RECORDED DATA –
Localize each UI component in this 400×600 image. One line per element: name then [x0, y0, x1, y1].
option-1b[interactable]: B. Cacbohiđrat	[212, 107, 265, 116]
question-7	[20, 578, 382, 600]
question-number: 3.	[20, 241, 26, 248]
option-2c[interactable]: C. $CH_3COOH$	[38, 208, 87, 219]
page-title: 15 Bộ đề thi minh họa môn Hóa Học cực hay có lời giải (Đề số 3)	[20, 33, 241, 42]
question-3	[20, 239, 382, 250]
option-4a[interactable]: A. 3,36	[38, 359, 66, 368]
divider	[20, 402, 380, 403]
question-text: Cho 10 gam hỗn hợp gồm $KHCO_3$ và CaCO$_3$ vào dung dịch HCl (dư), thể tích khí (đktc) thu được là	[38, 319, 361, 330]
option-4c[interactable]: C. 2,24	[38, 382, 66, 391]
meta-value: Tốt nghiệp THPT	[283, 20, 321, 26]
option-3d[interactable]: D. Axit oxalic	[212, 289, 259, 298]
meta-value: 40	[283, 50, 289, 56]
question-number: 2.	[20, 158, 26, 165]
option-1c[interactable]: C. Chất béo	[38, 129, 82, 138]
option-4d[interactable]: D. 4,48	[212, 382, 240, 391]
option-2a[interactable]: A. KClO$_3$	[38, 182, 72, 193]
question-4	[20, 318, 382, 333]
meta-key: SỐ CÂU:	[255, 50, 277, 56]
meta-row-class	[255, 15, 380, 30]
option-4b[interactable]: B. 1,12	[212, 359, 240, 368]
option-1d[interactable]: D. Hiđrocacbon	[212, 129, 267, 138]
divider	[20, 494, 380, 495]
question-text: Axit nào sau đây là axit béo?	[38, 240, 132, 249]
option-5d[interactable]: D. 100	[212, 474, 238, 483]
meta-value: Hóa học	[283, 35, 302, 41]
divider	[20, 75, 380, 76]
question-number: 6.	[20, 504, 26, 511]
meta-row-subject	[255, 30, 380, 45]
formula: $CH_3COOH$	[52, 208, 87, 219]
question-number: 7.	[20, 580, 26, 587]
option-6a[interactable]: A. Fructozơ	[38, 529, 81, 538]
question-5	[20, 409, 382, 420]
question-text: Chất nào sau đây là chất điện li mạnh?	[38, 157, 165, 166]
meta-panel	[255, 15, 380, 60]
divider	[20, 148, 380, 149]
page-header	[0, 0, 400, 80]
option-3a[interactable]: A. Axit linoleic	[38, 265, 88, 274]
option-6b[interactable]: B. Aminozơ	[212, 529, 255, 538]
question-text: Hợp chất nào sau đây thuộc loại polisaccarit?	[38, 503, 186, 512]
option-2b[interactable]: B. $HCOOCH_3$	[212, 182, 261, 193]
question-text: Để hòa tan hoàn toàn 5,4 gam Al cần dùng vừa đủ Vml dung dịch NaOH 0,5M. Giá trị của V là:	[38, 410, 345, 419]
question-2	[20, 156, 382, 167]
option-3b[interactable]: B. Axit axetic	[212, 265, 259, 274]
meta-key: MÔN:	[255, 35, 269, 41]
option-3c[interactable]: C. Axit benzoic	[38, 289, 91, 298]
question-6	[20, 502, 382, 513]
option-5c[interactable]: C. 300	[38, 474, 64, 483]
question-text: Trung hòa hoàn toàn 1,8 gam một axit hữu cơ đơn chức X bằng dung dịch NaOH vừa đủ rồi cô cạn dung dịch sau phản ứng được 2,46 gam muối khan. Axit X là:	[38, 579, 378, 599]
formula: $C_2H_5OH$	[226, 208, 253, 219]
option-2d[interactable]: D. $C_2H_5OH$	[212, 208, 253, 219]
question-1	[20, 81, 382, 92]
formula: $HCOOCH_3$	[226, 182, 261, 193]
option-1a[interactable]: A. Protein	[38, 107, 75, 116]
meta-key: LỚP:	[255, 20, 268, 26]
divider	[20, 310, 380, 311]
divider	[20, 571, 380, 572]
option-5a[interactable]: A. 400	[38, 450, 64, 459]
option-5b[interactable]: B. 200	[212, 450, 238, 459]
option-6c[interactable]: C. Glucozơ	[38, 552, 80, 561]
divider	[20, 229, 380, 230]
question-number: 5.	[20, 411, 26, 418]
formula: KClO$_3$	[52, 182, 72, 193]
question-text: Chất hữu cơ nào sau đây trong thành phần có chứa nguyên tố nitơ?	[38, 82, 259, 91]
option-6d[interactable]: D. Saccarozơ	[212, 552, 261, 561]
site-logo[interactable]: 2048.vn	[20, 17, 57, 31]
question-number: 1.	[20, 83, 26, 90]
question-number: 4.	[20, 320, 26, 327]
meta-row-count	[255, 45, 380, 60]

THE PROBLEM –
Filter the lines above, keeping and copying those that contain "dung".

RESULT –
question-text: Cho 10 gam hỗn hợp gồm $KHCO_3$ và CaCO$_3$ vào dung dịch HCl (dư), thể tích khí (đktc) thu được là	[38, 319, 361, 330]
question-text: Để hòa tan hoàn toàn 5,4 gam Al cần dùng vừa đủ Vml dung dịch NaOH 0,5M. Giá trị của V là:	[38, 410, 345, 419]
question-text: Trung hòa hoàn toàn 1,8 gam một axit hữu cơ đơn chức X bằng dung dịch NaOH vừa đủ rồi cô cạn dung dịch sau phản ứng được 2,46 gam muối khan. Axit X là:	[38, 579, 378, 599]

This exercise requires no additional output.